=== Recorded information ===
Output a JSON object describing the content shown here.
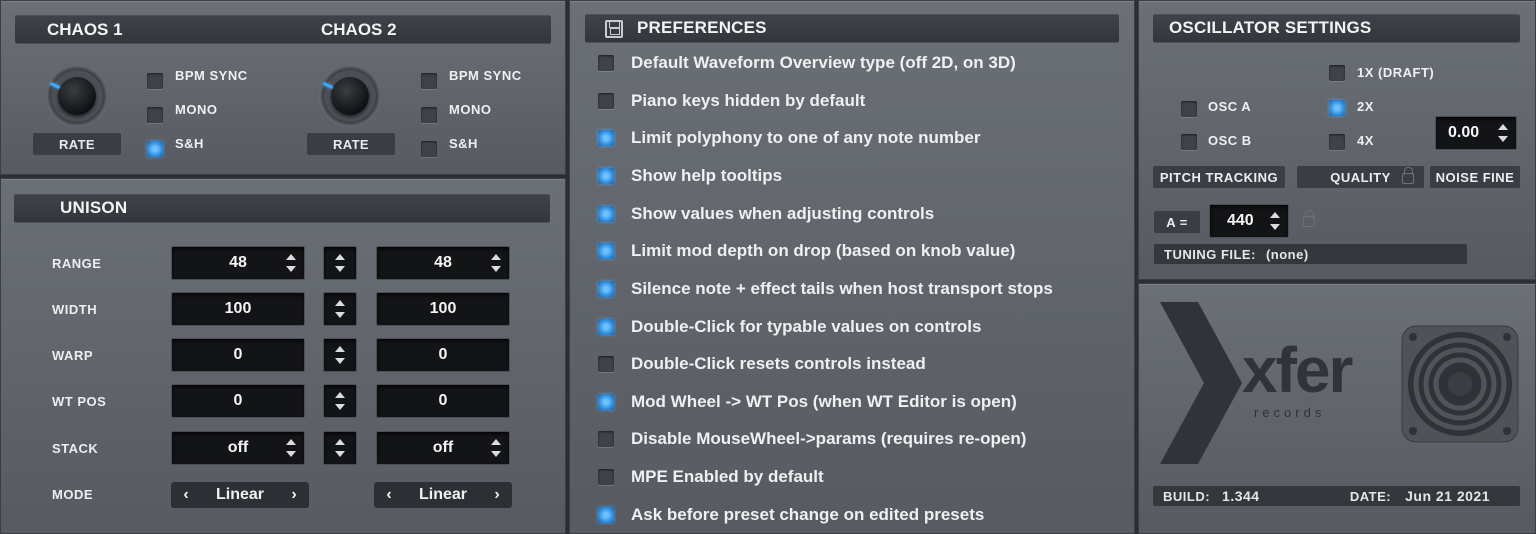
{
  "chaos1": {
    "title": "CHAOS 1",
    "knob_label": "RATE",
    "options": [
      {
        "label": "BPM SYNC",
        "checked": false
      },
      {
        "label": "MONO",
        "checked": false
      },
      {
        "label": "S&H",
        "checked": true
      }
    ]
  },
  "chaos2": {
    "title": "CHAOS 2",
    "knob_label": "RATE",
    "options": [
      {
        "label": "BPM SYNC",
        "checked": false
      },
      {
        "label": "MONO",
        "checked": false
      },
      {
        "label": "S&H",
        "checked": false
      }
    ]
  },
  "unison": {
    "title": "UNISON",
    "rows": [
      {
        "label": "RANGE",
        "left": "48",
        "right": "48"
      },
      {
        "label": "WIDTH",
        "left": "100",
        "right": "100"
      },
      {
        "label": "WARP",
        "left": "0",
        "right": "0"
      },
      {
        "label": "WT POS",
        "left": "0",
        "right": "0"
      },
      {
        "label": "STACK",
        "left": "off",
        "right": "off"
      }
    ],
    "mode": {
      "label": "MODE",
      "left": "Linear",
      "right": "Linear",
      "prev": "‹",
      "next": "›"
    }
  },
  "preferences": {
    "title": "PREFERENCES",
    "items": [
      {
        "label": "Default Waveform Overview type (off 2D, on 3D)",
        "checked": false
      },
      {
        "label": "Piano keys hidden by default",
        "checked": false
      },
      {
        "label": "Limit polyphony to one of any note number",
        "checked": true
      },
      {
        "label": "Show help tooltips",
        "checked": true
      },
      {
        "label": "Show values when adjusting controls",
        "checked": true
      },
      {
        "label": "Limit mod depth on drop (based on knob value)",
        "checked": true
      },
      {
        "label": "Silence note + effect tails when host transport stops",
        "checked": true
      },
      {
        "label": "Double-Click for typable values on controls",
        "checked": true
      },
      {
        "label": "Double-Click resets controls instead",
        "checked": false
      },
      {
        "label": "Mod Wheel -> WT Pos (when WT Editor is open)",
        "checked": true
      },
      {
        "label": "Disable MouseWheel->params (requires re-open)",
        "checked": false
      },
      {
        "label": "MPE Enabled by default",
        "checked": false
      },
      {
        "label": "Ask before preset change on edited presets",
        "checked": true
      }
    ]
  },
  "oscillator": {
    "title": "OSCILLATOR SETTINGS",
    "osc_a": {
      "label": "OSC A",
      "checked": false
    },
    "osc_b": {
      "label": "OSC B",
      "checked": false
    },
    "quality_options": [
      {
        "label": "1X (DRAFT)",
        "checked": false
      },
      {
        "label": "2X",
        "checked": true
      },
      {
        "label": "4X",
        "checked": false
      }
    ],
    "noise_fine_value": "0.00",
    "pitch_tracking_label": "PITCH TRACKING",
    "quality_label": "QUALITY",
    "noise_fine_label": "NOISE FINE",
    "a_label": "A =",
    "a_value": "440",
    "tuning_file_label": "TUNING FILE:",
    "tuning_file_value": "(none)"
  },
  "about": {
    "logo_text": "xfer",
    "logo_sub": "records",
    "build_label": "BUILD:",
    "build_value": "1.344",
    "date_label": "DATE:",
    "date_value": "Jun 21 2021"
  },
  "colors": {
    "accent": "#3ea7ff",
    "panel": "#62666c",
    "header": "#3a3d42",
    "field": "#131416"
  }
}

=== Aim of the exercise ===
Reproduce the material above verbatim; omit every picture.

=== Full solution ===
Output a JSON object describing the content shown here.
{
  "chaos1": {
    "title": "CHAOS 1",
    "knob_label": "RATE",
    "options": [
      {
        "label": "BPM SYNC",
        "checked": false
      },
      {
        "label": "MONO",
        "checked": false
      },
      {
        "label": "S&H",
        "checked": true
      }
    ]
  },
  "chaos2": {
    "title": "CHAOS 2",
    "knob_label": "RATE",
    "options": [
      {
        "label": "BPM SYNC",
        "checked": false
      },
      {
        "label": "MONO",
        "checked": false
      },
      {
        "label": "S&H",
        "checked": false
      }
    ]
  },
  "unison": {
    "title": "UNISON",
    "rows": [
      {
        "label": "RANGE",
        "left": "48",
        "right": "48"
      },
      {
        "label": "WIDTH",
        "left": "100",
        "right": "100"
      },
      {
        "label": "WARP",
        "left": "0",
        "right": "0"
      },
      {
        "label": "WT POS",
        "left": "0",
        "right": "0"
      },
      {
        "label": "STACK",
        "left": "off",
        "right": "off"
      }
    ],
    "mode": {
      "label": "MODE",
      "left": "Linear",
      "right": "Linear",
      "prev": "‹",
      "next": "›"
    }
  },
  "preferences": {
    "title": "PREFERENCES",
    "items": [
      {
        "label": "Default Waveform Overview type (off 2D, on 3D)",
        "checked": false
      },
      {
        "label": "Piano keys hidden by default",
        "checked": false
      },
      {
        "label": "Limit polyphony to one of any note number",
        "checked": true
      },
      {
        "label": "Show help tooltips",
        "checked": true
      },
      {
        "label": "Show values when adjusting controls",
        "checked": true
      },
      {
        "label": "Limit mod depth on drop (based on knob value)",
        "checked": true
      },
      {
        "label": "Silence note + effect tails when host transport stops",
        "checked": true
      },
      {
        "label": "Double-Click for typable values on controls",
        "checked": true
      },
      {
        "label": "Double-Click resets controls instead",
        "checked": false
      },
      {
        "label": "Mod Wheel -> WT Pos (when WT Editor is open)",
        "checked": true
      },
      {
        "label": "Disable MouseWheel->params (requires re-open)",
        "checked": false
      },
      {
        "label": "MPE Enabled by default",
        "checked": false
      },
      {
        "label": "Ask before preset change on edited presets",
        "checked": true
      }
    ]
  },
  "oscillator": {
    "title": "OSCILLATOR SETTINGS",
    "osc_a": {
      "label": "OSC A",
      "checked": false
    },
    "osc_b": {
      "label": "OSC B",
      "checked": false
    },
    "quality_options": [
      {
        "label": "1X (DRAFT)",
        "checked": false
      },
      {
        "label": "2X",
        "checked": true
      },
      {
        "label": "4X",
        "checked": false
      }
    ],
    "noise_fine_value": "0.00",
    "pitch_tracking_label": "PITCH TRACKING",
    "quality_label": "QUALITY",
    "noise_fine_label": "NOISE FINE",
    "a_label": "A =",
    "a_value": "440",
    "tuning_file_label": "TUNING FILE:",
    "tuning_file_value": "(none)"
  },
  "about": {
    "logo_text": "xfer",
    "logo_sub": "records",
    "build_label": "BUILD:",
    "build_value": "1.344",
    "date_label": "DATE:",
    "date_value": "Jun 21 2021"
  },
  "colors": {
    "accent": "#3ea7ff",
    "panel": "#62666c",
    "header": "#3a3d42",
    "field": "#131416"
  }
}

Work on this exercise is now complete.